Instructions for the task – Write out all of the entries exactly, please.

## START

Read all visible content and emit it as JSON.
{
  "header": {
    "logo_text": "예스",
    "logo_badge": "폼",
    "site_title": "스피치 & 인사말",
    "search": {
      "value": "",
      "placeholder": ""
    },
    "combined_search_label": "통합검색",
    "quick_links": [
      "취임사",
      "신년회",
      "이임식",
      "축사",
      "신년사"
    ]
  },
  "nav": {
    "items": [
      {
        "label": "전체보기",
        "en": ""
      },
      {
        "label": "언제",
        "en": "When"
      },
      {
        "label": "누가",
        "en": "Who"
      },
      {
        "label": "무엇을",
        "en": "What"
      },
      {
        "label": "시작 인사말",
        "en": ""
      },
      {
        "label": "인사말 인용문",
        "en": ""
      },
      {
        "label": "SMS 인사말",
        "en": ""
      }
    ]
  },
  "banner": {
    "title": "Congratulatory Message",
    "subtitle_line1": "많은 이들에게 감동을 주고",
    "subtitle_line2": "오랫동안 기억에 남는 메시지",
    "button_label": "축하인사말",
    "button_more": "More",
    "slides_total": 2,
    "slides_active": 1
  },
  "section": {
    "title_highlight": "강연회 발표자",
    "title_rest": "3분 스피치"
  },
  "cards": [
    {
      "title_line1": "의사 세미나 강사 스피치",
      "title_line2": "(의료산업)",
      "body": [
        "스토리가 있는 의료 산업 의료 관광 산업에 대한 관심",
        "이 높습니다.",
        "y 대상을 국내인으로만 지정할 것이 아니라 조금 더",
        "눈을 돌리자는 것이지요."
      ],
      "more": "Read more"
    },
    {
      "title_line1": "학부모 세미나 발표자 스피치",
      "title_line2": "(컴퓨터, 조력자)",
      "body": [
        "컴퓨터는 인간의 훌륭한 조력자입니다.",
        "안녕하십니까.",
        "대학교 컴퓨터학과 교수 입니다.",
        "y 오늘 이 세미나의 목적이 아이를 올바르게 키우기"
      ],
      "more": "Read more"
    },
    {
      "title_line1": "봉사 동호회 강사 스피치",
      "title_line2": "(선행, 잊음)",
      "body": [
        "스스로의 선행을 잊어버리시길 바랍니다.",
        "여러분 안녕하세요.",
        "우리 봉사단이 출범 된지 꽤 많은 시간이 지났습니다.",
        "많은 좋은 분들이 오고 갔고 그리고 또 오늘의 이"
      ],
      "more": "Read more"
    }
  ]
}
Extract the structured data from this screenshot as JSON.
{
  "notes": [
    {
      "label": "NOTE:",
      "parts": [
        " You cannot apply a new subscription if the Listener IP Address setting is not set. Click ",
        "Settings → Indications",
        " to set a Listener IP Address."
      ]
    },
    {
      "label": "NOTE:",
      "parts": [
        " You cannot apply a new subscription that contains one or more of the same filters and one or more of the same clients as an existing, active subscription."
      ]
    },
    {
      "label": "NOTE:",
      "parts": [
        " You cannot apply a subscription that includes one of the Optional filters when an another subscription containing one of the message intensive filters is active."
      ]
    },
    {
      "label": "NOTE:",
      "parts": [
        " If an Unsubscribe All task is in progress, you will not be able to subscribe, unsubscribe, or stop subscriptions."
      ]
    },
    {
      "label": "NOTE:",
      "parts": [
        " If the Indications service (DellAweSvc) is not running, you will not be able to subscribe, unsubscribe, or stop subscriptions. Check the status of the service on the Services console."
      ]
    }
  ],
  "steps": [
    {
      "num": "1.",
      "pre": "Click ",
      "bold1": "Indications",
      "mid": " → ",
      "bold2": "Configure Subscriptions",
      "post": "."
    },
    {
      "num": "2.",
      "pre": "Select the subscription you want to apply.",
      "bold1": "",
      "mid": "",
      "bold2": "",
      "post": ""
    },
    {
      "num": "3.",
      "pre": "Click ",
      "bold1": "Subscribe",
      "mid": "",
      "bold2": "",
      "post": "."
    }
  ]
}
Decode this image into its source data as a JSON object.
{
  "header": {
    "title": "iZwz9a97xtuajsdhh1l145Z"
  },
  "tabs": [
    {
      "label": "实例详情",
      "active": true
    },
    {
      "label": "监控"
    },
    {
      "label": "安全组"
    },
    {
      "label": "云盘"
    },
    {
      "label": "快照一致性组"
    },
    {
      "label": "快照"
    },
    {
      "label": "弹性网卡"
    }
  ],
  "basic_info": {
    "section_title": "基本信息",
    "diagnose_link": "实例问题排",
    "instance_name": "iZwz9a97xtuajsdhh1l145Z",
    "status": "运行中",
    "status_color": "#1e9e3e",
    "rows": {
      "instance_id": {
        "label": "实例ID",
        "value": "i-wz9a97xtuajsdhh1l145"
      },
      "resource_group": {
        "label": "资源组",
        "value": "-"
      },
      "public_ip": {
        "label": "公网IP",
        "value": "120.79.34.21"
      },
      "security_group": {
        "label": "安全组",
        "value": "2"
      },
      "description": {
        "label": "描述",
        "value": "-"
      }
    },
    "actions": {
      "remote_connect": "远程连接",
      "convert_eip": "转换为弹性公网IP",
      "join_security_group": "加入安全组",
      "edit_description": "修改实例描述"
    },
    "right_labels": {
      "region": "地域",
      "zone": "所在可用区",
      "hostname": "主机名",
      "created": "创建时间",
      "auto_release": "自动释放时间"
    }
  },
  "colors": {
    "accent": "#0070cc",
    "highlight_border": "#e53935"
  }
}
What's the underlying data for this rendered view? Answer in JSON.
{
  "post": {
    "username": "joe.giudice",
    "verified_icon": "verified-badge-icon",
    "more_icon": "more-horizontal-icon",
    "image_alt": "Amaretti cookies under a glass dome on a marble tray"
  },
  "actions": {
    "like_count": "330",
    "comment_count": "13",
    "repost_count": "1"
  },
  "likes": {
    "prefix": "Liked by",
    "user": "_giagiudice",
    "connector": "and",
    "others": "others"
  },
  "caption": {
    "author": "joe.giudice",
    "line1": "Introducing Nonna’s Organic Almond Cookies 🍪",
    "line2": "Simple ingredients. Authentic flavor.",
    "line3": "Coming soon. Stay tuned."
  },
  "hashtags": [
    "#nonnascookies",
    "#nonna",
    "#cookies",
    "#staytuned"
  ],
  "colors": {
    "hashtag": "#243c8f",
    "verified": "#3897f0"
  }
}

## END

Final result –
Read all visible content and emit it as JSON.
{
  "header": {
    "logo_text": "예스",
    "logo_badge": "폼",
    "site_title": "스피치 & 인사말",
    "search": {
      "value": "",
      "placeholder": ""
    },
    "combined_search_label": "통합검색",
    "quick_links": [
      "취임사",
      "신년회",
      "이임식",
      "축사",
      "신년사"
    ]
  },
  "nav": {
    "items": [
      {
        "label": "전체보기",
        "en": ""
      },
      {
        "label": "언제",
        "en": "When"
      },
      {
        "label": "누가",
        "en": "Who"
      },
      {
        "label": "무엇을",
        "en": "What"
      },
      {
        "label": "시작 인사말",
        "en": ""
      },
      {
        "label": "인사말 인용문",
        "en": ""
      },
      {
        "label": "SMS 인사말",
        "en": ""
      }
    ]
  },
  "banner": {
    "title": "Congratulatory Message",
    "subtitle_line1": "많은 이들에게 감동을 주고",
    "subtitle_line2": "오랫동안 기억에 남는 메시지",
    "button_label": "축하인사말",
    "button_more": "More",
    "slides_total": 2,
    "slides_active": 1
  },
  "section": {
    "title_highlight": "강연회 발표자",
    "title_rest": "3분 스피치"
  },
  "cards": [
    {
      "title_line1": "의사 세미나 강사 스피치",
      "title_line2": "(의료산업)",
      "body": [
        "스토리가 있는 의료 산업 의료 관광 산업에 대한 관심",
        "이 높습니다.",
        "y 대상을 국내인으로만 지정할 것이 아니라 조금 더",
        "눈을 돌리자는 것이지요."
      ],
      "more": "Read more"
    },
    {
      "title_line1": "학부모 세미나 발표자 스피치",
      "title_line2": "(컴퓨터, 조력자)",
      "body": [
        "컴퓨터는 인간의 훌륭한 조력자입니다.",
        "안녕하십니까.",
        "대학교 컴퓨터학과 교수 입니다.",
        "y 오늘 이 세미나의 목적이 아이를 올바르게 키우기"
      ],
      "more": "Read more"
    },
    {
      "title_line1": "봉사 동호회 강사 스피치",
      "title_line2": "(선행, 잊음)",
      "body": [
        "스스로의 선행을 잊어버리시길 바랍니다.",
        "여러분 안녕하세요.",
        "우리 봉사단이 출범 된지 꽤 많은 시간이 지났습니다.",
        "많은 좋은 분들이 오고 갔고 그리고 또 오늘의 이"
      ],
      "more": "Read more"
    }
  ]
}
Extract the structured data from this screenshot as JSON.
{
  "notes": [
    {
      "label": "NOTE:",
      "parts": [
        " You cannot apply a new subscription if the Listener IP Address setting is not set. Click ",
        "Settings → Indications",
        " to set a Listener IP Address."
      ]
    },
    {
      "label": "NOTE:",
      "parts": [
        " You cannot apply a new subscription that contains one or more of the same filters and one or more of the same clients as an existing, active subscription."
      ]
    },
    {
      "label": "NOTE:",
      "parts": [
        " You cannot apply a subscription that includes one of the Optional filters when an another subscription containing one of the message intensive filters is active."
      ]
    },
    {
      "label": "NOTE:",
      "parts": [
        " If an Unsubscribe All task is in progress, you will not be able to subscribe, unsubscribe, or stop subscriptions."
      ]
    },
    {
      "label": "NOTE:",
      "parts": [
        " If the Indications service (DellAweSvc) is not running, you will not be able to subscribe, unsubscribe, or stop subscriptions. Check the status of the service on the Services console."
      ]
    }
  ],
  "steps": [
    {
      "num": "1.",
      "pre": "Click ",
      "bold1": "Indications",
      "mid": " → ",
      "bold2": "Configure Subscriptions",
      "post": "."
    },
    {
      "num": "2.",
      "pre": "Select the subscription you want to apply.",
      "bold1": "",
      "mid": "",
      "bold2": "",
      "post": ""
    },
    {
      "num": "3.",
      "pre": "Click ",
      "bold1": "Subscribe",
      "mid": "",
      "bold2": "",
      "post": "."
    }
  ]
}
Decode this image into its source data as a JSON object.
{
  "header": {
    "title": "iZwz9a97xtuajsdhh1l145Z"
  },
  "tabs": [
    {
      "label": "实例详情",
      "active": true
    },
    {
      "label": "监控"
    },
    {
      "label": "安全组"
    },
    {
      "label": "云盘"
    },
    {
      "label": "快照一致性组"
    },
    {
      "label": "快照"
    },
    {
      "label": "弹性网卡"
    }
  ],
  "basic_info": {
    "section_title": "基本信息",
    "diagnose_link": "实例问题排",
    "instance_name": "iZwz9a97xtuajsdhh1l145Z",
    "status": "运行中",
    "status_color": "#1e9e3e",
    "rows": {
      "instance_id": {
        "label": "实例ID",
        "value": "i-wz9a97xtuajsdhh1l145"
      },
      "resource_group": {
        "label": "资源组",
        "value": "-"
      },
      "public_ip": {
        "label": "公网IP",
        "value": "120.79.34.21"
      },
      "security_group": {
        "label": "安全组",
        "value": "2"
      },
      "description": {
        "label": "描述",
        "value": "-"
      }
    },
    "actions": {
      "remote_connect": "远程连接",
      "convert_eip": "转换为弹性公网IP",
      "join_security_group": "加入安全组",
      "edit_description": "修改实例描述"
    },
    "right_labels": {
      "region": "地域",
      "zone": "所在可用区",
      "hostname": "主机名",
      "created": "创建时间",
      "auto_release": "自动释放时间"
    }
  },
  "colors": {
    "accent": "#0070cc",
    "highlight_border": "#e53935"
  }
}
What's the underlying data for this rendered view? Answer in JSON.
{
  "post": {
    "username": "joe.giudice",
    "verified_icon": "verified-badge-icon",
    "more_icon": "more-horizontal-icon",
    "image_alt": "Amaretti cookies under a glass dome on a marble tray"
  },
  "actions": {
    "like_count": "330",
    "comment_count": "13",
    "repost_count": "1"
  },
  "likes": {
    "prefix": "Liked by",
    "user": "_giagiudice",
    "connector": "and",
    "others": "others"
  },
  "caption": {
    "author": "joe.giudice",
    "line1": "Introducing Nonna’s Organic Almond Cookies 🍪",
    "line2": "Simple ingredients. Authentic flavor.",
    "line3": "Coming soon. Stay tuned."
  },
  "hashtags": [
    "#nonnascookies",
    "#nonna",
    "#cookies",
    "#staytuned"
  ],
  "colors": {
    "hashtag": "#243c8f",
    "verified": "#3897f0"
  }
}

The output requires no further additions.